TO DO
Skip the pictures and extract all of the lines exactly as written.

__________

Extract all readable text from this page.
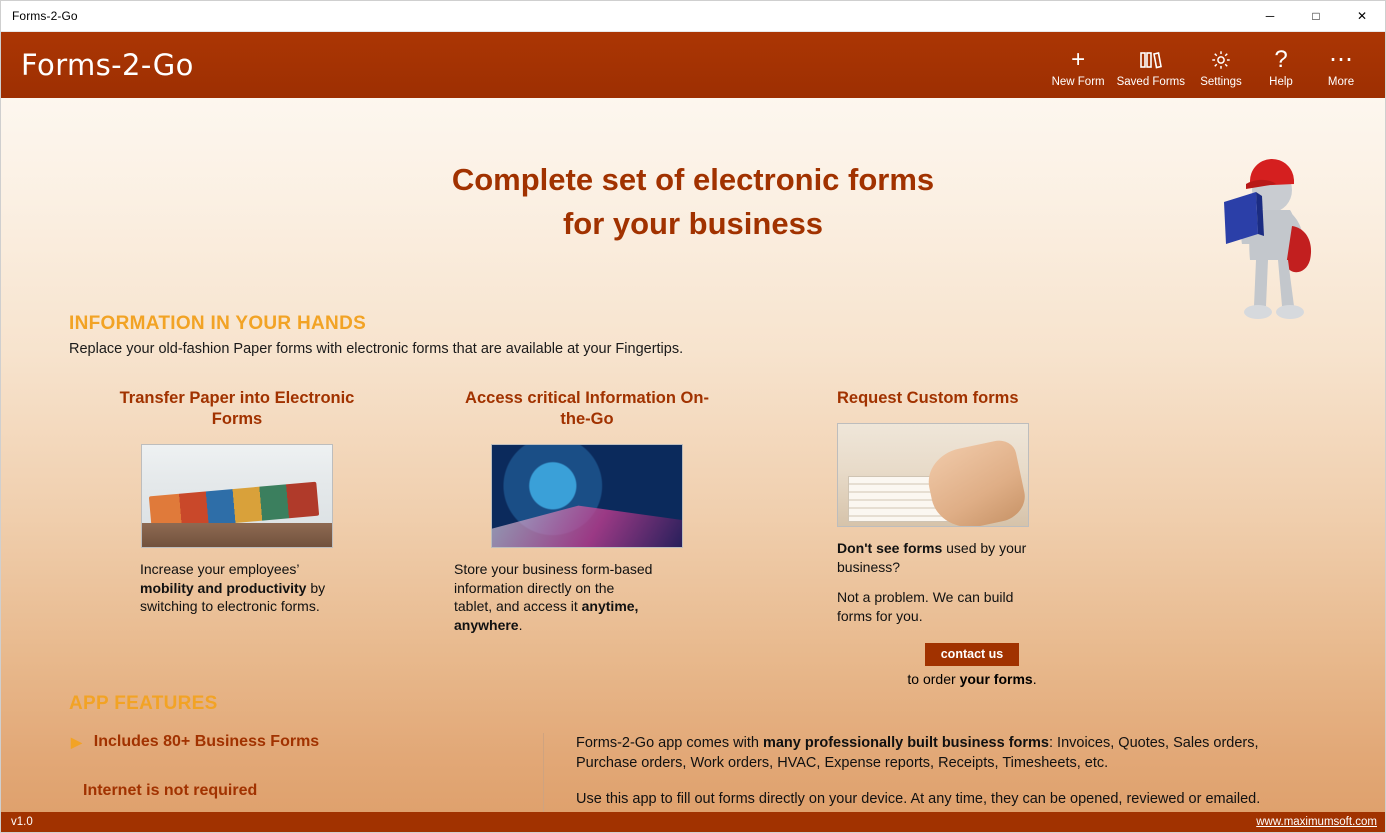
Forms-2-Go	─	□	✕
Forms-2-Go	+
New Form Saved Forms Settings
?
Help
⋯
More
Complete set of electronic forms
for your business
INFORMATION IN YOUR HANDS

Replace your old-fashion Paper forms with electronic forms that are available at your Fingertips.

Transfer Paper into Electronic Forms

Increase your employees’ mobility and productivity by switching to electronic forms.

Access critical Information On-the-Go

Store your business form-based information directly on the tablet, and access it anytime, anywhere.

Request Custom forms

Don't see forms used by your business?

Not a problem. We can build forms for you.

contact us
to order your forms.
APP FEATURES
▶ Includes 80+ Business Forms
Internet is not required

Forms-2-Go app comes with many professionally built business forms: Invoices, Quotes, Sales orders, Purchase orders, Work orders, HVAC, Expense reports, Receipts, Timesheets, etc.

Use this app to fill out forms directly on your device. At any time, they can be opened, reviewed or emailed.

v1.0	www.maximumsoft.com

__________

SOLUTION TO THIS TASK
Extract all readable text from this page.
Forms-2-Go	─	□	✕
Forms-2-Go	+
New Form Saved Forms Settings
?
Help
⋯
More
Complete set of electronic forms
for your business
INFORMATION IN YOUR HANDS

Replace your old-fashion Paper forms with electronic forms that are available at your Fingertips.

Transfer Paper into Electronic Forms

Increase your employees’ mobility and productivity by switching to electronic forms.

Access critical Information On-the-Go

Store your business form-based information directly on the tablet, and access it anytime, anywhere.

Request Custom forms

Don't see forms used by your business?

Not a problem. We can build forms for you.

contact us
to order your forms.
APP FEATURES
▶ Includes 80+ Business Forms
Internet is not required

Forms-2-Go app comes with many professionally built business forms: Invoices, Quotes, Sales orders, Purchase orders, Work orders, HVAC, Expense reports, Receipts, Timesheets, etc.

Use this app to fill out forms directly on your device. At any time, they can be opened, reviewed or emailed.

v1.0	www.maximumsoft.com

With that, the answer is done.